> [Written request] Every line below that contains "this" is to be copied.

> [Source records]
┄┄┄┄┄┄┄┄┄┄┄┄┄┄┄┄┄┄┄┄

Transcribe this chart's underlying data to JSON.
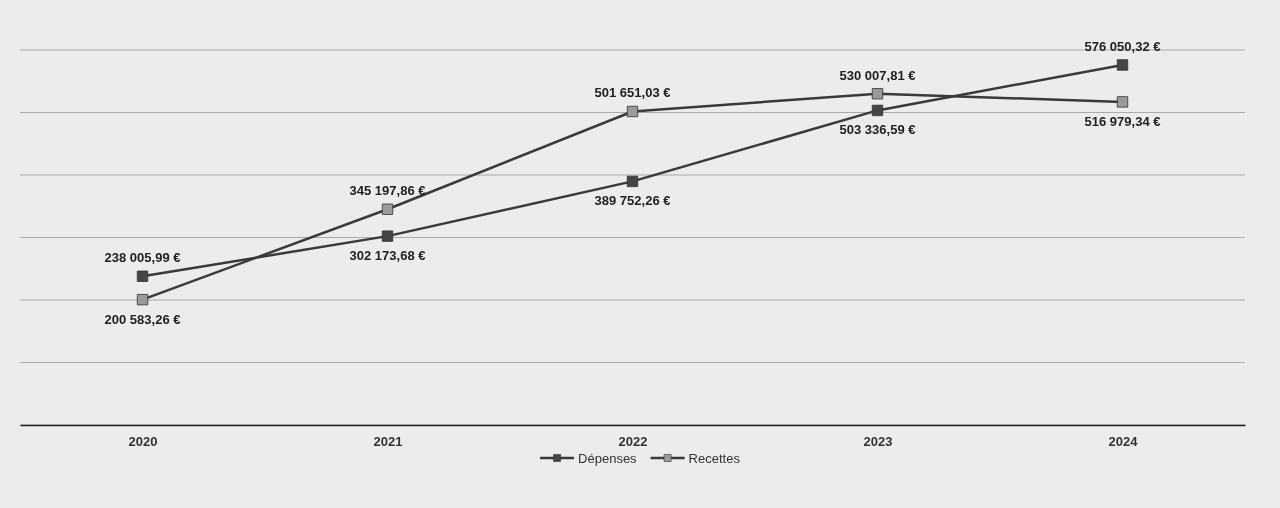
{
  "chart_data": {
    "type": "line",
    "categories": [
      "2020",
      "2021",
      "2022",
      "2023",
      "2024"
    ],
    "series": [
      {
        "name": "Dépenses",
        "color": "#454545",
        "values": [
          238005.99,
          302173.68,
          389752.26,
          503336.59,
          576050.32
        ],
        "value_labels": [
          "238 005,99 €",
          "302 173,68 €",
          "389 752,26 €",
          "503 336,59 €",
          "576 050,32 €"
        ]
      },
      {
        "name": "Recettes",
        "color": "#9a9a9a",
        "values": [
          200583.26,
          345197.86,
          501651.03,
          530007.81,
          516979.34
        ],
        "value_labels": [
          "200 583,26 €",
          "345 197,86 €",
          "501 651,03 €",
          "530 007,81 €",
          "516 979,34 €"
        ]
      }
    ],
    "ylim": [
      0,
      600000
    ],
    "yticks": [
      {
        "value": 0,
        "label": null
      },
      {
        "value": 100000,
        "label": null
      },
      {
        "value": 200000,
        "label": null
      },
      {
        "value": 300000,
        "label": null
      },
      {
        "value": 400000,
        "label": null
      },
      {
        "value": 500000,
        "label": null
      },
      {
        "value": 600000,
        "label": null
      }
    ],
    "tick_labels": "x",
    "grid": "y",
    "legend": "bottom",
    "marker": "square",
    "line_style": "solid"
  }
}
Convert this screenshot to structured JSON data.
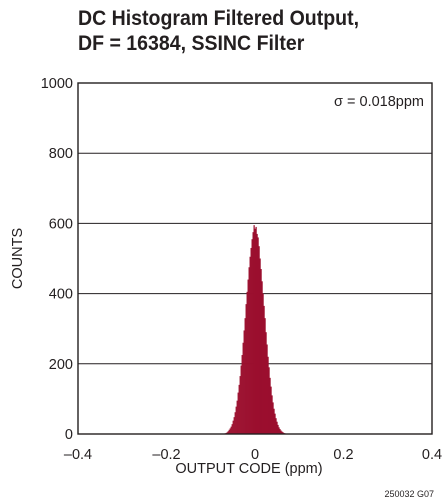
{
  "chart_data": {
    "type": "bar",
    "title": [
      "DC Histogram Filtered Output,",
      "DF = 16384, SSINC Filter"
    ],
    "xlabel": "OUTPUT CODE (ppm)",
    "ylabel": "COUNTS",
    "xlim": [
      -0.4,
      0.4
    ],
    "ylim": [
      0,
      1000
    ],
    "x_ticks": [
      "–0.4",
      "–0.2",
      "0",
      "0.2",
      "0.4"
    ],
    "x_tick_values": [
      -0.4,
      -0.2,
      0,
      0.2,
      0.4
    ],
    "y_ticks": [
      "0",
      "200",
      "400",
      "600",
      "800",
      "1000"
    ],
    "y_tick_values": [
      0,
      200,
      400,
      600,
      800,
      1000
    ],
    "grid": "horizontal",
    "annotation": "σ = 0.018ppm",
    "figure_id": "250032 G07",
    "bar_color": "#9b0f2e",
    "bin_width": 0.00225,
    "x": [
      -0.0675,
      -0.06525,
      -0.063,
      -0.06075,
      -0.0585,
      -0.05625,
      -0.054,
      -0.05175,
      -0.0495,
      -0.04725,
      -0.045,
      -0.04275,
      -0.0405,
      -0.03825,
      -0.036,
      -0.03375,
      -0.0315,
      -0.02925,
      -0.027,
      -0.02475,
      -0.0225,
      -0.02025,
      -0.018,
      -0.01575,
      -0.0135,
      -0.01125,
      -0.009,
      -0.00675,
      -0.0045,
      -0.00225,
      0.0,
      0.00225,
      0.0045,
      0.00675,
      0.009,
      0.01125,
      0.0135,
      0.01575,
      0.018,
      0.02025,
      0.0225,
      0.02475,
      0.027,
      0.02925,
      0.0315,
      0.03375,
      0.036,
      0.03825,
      0.0405,
      0.04275,
      0.045,
      0.04725,
      0.0495,
      0.05175,
      0.054,
      0.05625,
      0.0585,
      0.06075,
      0.063,
      0.06525,
      0.0675
    ],
    "values": [
      2,
      3,
      5,
      8,
      12,
      16,
      21,
      28,
      38,
      48,
      62,
      78,
      95,
      118,
      140,
      165,
      195,
      225,
      260,
      295,
      330,
      370,
      405,
      440,
      475,
      505,
      530,
      555,
      575,
      595,
      585,
      590,
      570,
      560,
      535,
      500,
      470,
      435,
      400,
      365,
      330,
      290,
      255,
      220,
      190,
      160,
      135,
      110,
      90,
      72,
      58,
      45,
      35,
      26,
      19,
      14,
      10,
      7,
      5,
      3,
      2
    ]
  }
}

┄┄┄┄┄┄┄┄┄┄┄┄┄┄┄┄┄┄┄┄

> [Complete response]
Transcribe this chart's underlying data to JSON.
Convert this screenshot to structured JSON data.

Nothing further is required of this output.